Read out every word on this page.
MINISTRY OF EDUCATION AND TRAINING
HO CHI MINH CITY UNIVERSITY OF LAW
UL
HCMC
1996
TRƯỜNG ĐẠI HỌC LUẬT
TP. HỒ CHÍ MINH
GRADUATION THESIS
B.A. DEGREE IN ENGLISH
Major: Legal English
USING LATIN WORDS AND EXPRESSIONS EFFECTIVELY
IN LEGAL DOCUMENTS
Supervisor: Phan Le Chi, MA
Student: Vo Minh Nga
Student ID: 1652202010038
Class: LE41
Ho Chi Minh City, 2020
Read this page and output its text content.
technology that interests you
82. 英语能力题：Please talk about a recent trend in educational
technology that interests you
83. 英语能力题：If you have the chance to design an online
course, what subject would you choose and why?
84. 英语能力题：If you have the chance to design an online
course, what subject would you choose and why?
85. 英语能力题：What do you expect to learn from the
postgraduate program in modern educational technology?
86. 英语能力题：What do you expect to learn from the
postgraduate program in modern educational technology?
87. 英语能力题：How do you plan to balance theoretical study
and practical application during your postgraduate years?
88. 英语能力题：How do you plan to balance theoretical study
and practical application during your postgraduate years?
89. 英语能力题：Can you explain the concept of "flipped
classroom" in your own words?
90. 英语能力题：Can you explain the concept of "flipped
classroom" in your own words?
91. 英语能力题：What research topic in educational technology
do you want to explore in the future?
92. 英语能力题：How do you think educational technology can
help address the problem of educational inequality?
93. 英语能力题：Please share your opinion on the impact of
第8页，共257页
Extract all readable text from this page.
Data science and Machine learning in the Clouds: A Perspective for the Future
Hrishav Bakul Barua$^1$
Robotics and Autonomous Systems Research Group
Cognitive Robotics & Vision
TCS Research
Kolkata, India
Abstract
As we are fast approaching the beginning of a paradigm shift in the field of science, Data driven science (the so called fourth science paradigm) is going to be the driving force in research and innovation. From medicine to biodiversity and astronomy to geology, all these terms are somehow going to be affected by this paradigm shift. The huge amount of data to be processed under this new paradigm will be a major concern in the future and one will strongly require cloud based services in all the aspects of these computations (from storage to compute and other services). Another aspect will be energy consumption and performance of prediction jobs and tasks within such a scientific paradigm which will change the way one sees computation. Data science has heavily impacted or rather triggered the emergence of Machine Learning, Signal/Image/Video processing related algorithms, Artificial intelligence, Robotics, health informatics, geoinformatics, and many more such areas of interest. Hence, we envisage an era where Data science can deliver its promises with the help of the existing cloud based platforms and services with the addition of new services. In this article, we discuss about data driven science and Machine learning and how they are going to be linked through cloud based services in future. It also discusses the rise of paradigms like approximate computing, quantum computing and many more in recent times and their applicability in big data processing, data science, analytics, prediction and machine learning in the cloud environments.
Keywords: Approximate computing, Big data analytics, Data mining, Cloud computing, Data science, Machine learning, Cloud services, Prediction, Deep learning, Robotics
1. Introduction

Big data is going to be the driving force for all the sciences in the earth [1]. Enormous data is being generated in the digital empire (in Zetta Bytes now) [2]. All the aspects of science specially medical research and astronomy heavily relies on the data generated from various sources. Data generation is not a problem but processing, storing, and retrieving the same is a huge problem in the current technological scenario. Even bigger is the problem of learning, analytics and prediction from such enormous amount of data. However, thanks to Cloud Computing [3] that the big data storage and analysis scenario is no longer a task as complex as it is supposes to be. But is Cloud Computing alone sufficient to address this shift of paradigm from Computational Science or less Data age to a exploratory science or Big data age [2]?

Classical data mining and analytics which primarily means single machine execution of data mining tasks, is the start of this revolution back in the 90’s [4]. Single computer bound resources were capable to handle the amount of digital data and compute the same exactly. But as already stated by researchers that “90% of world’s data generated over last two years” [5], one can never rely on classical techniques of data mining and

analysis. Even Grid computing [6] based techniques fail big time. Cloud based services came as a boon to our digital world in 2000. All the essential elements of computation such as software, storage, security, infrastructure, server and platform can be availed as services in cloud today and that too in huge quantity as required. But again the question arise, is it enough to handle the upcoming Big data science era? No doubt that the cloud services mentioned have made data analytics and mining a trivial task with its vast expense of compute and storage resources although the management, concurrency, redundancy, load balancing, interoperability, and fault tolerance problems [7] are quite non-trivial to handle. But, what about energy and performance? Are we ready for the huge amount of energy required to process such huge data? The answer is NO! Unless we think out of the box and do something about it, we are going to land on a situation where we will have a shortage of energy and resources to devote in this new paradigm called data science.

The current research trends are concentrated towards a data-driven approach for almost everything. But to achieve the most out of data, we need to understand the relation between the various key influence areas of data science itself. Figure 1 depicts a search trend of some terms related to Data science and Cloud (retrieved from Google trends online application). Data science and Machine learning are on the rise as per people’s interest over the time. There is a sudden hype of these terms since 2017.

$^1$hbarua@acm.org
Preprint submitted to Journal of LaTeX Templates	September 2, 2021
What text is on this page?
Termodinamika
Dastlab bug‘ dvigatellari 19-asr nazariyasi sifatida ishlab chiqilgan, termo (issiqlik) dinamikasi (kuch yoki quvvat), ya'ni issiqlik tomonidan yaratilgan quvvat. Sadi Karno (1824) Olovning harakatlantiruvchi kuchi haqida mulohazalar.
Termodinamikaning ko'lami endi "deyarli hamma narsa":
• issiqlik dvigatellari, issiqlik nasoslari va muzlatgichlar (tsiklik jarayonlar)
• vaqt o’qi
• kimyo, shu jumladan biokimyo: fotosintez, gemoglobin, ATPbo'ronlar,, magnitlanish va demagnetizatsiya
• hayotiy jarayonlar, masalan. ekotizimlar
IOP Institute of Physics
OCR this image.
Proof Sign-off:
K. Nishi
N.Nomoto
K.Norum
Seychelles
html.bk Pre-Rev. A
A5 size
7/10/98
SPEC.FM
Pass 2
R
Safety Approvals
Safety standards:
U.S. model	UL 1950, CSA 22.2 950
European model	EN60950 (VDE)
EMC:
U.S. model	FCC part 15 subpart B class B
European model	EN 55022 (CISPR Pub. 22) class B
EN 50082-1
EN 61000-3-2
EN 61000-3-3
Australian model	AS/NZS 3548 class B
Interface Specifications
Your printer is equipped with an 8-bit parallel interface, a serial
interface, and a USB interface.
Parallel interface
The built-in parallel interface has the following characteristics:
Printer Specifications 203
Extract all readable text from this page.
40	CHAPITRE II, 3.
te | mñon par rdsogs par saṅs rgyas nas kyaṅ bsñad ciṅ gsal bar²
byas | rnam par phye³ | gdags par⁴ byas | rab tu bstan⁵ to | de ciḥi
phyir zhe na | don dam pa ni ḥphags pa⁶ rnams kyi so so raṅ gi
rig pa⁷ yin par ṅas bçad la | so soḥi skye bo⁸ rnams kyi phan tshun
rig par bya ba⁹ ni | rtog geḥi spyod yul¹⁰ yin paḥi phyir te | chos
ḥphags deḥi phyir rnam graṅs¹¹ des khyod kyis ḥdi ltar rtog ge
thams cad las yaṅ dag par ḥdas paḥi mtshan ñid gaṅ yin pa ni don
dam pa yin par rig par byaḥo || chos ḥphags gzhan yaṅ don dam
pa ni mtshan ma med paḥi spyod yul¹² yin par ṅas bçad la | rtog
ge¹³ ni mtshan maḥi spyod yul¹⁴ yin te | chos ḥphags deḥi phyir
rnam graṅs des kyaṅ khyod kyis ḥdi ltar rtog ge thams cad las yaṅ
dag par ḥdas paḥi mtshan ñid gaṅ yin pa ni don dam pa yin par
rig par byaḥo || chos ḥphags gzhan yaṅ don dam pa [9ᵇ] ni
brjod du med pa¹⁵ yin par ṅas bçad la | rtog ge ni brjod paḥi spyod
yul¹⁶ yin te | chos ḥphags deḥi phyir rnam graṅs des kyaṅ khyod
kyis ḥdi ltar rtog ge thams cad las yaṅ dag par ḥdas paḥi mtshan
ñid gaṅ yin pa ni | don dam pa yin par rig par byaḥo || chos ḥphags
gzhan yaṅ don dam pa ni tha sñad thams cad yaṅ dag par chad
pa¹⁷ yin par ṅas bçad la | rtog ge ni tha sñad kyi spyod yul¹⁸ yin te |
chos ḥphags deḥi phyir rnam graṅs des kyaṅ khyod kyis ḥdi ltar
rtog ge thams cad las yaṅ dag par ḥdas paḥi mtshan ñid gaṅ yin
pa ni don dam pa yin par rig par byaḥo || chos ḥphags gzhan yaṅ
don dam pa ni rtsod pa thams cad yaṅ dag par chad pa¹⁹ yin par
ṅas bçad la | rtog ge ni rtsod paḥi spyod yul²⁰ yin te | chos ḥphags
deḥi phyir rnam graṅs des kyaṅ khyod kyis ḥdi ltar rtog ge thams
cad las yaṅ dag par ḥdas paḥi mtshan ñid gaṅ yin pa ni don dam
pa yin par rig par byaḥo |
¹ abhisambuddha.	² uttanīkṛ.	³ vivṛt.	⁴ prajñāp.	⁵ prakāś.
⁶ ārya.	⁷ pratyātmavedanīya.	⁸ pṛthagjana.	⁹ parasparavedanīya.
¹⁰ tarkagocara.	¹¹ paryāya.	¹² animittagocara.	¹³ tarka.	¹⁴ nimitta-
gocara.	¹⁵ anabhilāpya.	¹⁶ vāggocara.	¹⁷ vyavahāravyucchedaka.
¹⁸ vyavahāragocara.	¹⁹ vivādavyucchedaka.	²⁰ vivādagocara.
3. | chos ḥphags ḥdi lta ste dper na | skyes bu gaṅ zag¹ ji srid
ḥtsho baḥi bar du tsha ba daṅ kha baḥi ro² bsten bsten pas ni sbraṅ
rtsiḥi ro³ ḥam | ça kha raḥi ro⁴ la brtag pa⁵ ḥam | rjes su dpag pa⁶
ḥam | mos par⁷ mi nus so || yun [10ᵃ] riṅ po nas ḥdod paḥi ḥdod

* * *

WHAT THE TASK ASKS | Return every line in the listing that contains the word "study".

SOLUTION TO THIS EXERCISE |
87. 英语能力题：How do you plan to balance theoretical study
88. 英语能力题：How do you plan to balance theoretical study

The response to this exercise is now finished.